◆ The request ◆
Reproduce the data line for line, from its very first line through the line that contains "five-day-value: 80% xyxy=(385,459,543,536)", with both ends included.

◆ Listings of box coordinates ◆
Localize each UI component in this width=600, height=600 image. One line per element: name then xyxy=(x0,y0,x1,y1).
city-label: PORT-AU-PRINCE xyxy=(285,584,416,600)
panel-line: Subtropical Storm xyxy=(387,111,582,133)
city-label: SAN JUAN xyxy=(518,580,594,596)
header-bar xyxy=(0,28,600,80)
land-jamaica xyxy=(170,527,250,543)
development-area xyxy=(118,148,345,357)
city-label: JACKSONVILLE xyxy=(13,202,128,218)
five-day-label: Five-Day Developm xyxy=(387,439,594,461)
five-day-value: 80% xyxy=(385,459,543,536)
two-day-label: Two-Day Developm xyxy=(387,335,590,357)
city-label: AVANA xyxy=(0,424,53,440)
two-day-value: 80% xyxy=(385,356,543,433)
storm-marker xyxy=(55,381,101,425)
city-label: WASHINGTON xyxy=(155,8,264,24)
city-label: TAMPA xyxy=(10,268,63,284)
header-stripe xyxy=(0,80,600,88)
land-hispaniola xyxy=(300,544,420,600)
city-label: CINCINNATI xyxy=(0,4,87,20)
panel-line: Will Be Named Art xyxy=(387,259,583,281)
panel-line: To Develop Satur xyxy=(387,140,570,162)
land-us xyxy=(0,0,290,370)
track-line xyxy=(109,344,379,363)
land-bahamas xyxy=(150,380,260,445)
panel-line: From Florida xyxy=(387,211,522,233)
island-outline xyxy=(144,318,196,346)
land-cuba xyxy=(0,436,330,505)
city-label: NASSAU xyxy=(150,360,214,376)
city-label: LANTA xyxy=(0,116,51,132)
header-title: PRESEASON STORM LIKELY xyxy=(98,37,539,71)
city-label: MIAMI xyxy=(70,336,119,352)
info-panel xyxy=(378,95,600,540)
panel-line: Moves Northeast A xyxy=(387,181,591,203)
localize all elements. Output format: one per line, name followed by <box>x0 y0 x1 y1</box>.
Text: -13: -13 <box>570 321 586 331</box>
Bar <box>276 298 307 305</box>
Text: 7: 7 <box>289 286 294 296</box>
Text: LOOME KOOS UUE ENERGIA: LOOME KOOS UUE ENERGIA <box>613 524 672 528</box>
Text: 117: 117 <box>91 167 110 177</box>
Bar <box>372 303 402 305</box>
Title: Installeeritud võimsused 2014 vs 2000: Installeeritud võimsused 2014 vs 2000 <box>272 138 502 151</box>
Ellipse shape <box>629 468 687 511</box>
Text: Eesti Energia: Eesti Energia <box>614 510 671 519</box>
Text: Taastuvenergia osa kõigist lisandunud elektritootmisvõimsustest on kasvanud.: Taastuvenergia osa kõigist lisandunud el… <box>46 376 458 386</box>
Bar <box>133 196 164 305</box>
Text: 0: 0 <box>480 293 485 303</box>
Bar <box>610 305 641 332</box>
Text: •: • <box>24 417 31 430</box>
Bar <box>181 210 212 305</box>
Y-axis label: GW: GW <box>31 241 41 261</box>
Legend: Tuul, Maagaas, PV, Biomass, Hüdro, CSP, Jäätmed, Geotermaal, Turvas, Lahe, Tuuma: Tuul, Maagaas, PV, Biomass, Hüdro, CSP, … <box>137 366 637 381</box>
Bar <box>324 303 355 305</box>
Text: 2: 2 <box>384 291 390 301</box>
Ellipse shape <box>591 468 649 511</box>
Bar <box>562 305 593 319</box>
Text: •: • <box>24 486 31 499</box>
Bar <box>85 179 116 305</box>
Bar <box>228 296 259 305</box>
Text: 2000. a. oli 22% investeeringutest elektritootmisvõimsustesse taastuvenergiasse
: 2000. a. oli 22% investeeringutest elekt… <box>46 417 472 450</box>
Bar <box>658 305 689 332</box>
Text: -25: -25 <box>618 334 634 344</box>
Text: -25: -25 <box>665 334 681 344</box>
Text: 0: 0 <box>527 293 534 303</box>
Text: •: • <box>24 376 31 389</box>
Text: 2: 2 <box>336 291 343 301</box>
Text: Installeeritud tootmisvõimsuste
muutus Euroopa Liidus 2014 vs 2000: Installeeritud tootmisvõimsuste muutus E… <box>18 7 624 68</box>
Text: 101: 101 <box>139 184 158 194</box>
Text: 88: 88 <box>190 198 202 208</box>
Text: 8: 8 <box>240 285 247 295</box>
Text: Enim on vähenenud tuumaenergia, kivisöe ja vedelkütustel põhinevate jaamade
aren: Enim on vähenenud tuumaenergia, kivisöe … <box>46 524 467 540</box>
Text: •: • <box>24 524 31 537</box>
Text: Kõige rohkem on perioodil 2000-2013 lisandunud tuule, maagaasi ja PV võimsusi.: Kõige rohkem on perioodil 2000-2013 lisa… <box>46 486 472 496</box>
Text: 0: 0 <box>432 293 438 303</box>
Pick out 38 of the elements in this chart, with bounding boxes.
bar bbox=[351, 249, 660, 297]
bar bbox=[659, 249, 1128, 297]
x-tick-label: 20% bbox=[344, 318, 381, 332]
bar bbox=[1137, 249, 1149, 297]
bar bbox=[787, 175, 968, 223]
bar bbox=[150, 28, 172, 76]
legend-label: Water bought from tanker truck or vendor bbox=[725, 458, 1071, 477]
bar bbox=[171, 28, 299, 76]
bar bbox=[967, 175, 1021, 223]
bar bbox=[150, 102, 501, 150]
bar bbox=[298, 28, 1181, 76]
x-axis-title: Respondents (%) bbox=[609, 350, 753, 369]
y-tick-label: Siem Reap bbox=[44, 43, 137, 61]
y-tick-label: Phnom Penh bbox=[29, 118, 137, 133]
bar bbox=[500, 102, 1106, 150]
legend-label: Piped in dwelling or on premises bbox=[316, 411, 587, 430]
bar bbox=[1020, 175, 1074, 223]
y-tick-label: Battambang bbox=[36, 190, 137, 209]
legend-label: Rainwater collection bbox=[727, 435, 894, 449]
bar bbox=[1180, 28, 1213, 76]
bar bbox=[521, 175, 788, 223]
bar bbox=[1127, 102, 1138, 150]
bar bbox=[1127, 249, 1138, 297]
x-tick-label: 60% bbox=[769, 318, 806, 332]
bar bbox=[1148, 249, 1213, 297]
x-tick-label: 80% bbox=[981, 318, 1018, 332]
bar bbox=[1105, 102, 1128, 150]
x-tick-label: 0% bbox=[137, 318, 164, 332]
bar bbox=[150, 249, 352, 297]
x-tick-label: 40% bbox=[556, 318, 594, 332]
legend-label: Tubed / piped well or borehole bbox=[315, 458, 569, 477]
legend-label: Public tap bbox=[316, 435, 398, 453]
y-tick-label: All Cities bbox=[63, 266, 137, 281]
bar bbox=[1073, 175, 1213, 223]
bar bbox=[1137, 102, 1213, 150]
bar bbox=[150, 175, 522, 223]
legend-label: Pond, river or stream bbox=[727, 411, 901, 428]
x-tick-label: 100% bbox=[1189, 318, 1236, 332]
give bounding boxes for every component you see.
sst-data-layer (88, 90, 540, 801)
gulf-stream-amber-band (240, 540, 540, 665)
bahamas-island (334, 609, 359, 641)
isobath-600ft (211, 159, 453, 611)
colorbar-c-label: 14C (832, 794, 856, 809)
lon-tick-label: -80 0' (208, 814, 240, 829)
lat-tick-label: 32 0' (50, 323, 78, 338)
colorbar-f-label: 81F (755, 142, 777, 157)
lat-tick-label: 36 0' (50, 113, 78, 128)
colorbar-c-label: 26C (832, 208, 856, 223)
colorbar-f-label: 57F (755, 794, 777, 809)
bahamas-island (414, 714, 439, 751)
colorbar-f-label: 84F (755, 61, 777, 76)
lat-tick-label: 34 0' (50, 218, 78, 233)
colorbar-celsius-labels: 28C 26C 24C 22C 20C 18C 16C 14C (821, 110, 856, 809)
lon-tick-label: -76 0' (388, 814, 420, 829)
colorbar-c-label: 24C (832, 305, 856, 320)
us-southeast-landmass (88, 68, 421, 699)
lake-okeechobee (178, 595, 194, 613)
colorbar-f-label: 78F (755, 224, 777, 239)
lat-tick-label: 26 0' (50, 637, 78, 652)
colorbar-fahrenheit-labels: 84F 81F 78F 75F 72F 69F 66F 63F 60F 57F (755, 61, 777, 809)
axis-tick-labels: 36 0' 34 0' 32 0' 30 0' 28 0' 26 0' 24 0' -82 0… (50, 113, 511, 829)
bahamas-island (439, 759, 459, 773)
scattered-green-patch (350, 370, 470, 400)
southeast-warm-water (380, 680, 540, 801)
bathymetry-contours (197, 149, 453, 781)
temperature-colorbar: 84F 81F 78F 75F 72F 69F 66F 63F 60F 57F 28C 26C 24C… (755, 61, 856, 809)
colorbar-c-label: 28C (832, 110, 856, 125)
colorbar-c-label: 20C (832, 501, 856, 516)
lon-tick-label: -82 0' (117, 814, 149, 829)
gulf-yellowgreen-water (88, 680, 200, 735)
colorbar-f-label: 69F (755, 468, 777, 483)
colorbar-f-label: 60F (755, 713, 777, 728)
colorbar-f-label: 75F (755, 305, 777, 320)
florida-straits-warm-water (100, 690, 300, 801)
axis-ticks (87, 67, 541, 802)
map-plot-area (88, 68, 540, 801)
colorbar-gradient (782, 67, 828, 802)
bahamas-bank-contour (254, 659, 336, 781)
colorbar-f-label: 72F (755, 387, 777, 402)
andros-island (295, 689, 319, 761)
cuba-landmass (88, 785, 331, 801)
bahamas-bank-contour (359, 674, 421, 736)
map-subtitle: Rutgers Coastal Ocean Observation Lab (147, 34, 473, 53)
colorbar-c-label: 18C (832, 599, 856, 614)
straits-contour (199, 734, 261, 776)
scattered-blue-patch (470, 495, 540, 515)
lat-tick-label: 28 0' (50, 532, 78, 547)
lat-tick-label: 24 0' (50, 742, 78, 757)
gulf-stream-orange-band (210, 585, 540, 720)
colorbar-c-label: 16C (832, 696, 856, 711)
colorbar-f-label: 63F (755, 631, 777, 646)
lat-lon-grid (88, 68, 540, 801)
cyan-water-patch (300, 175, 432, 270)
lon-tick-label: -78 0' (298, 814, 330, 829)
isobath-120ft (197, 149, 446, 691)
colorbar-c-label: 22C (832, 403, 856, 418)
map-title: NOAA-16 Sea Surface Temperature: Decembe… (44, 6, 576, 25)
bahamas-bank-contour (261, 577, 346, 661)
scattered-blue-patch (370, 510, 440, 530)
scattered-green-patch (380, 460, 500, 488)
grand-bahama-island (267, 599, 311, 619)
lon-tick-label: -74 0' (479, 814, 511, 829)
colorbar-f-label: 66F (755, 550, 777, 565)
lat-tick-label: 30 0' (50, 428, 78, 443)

◆ The answer ◆
Localize each UI component in this width=600, height=600 image. One line per element: name then xyxy=(x0,y0,x1,y1).
city-label: PORT-AU-PRINCE xyxy=(285,584,416,600)
panel-line: Subtropical Storm xyxy=(387,111,582,133)
city-label: SAN JUAN xyxy=(518,580,594,596)
header-bar xyxy=(0,28,600,80)
land-jamaica xyxy=(170,527,250,543)
development-area xyxy=(118,148,345,357)
city-label: JACKSONVILLE xyxy=(13,202,128,218)
five-day-label: Five-Day Developm xyxy=(387,439,594,461)
five-day-value: 80% xyxy=(385,459,543,536)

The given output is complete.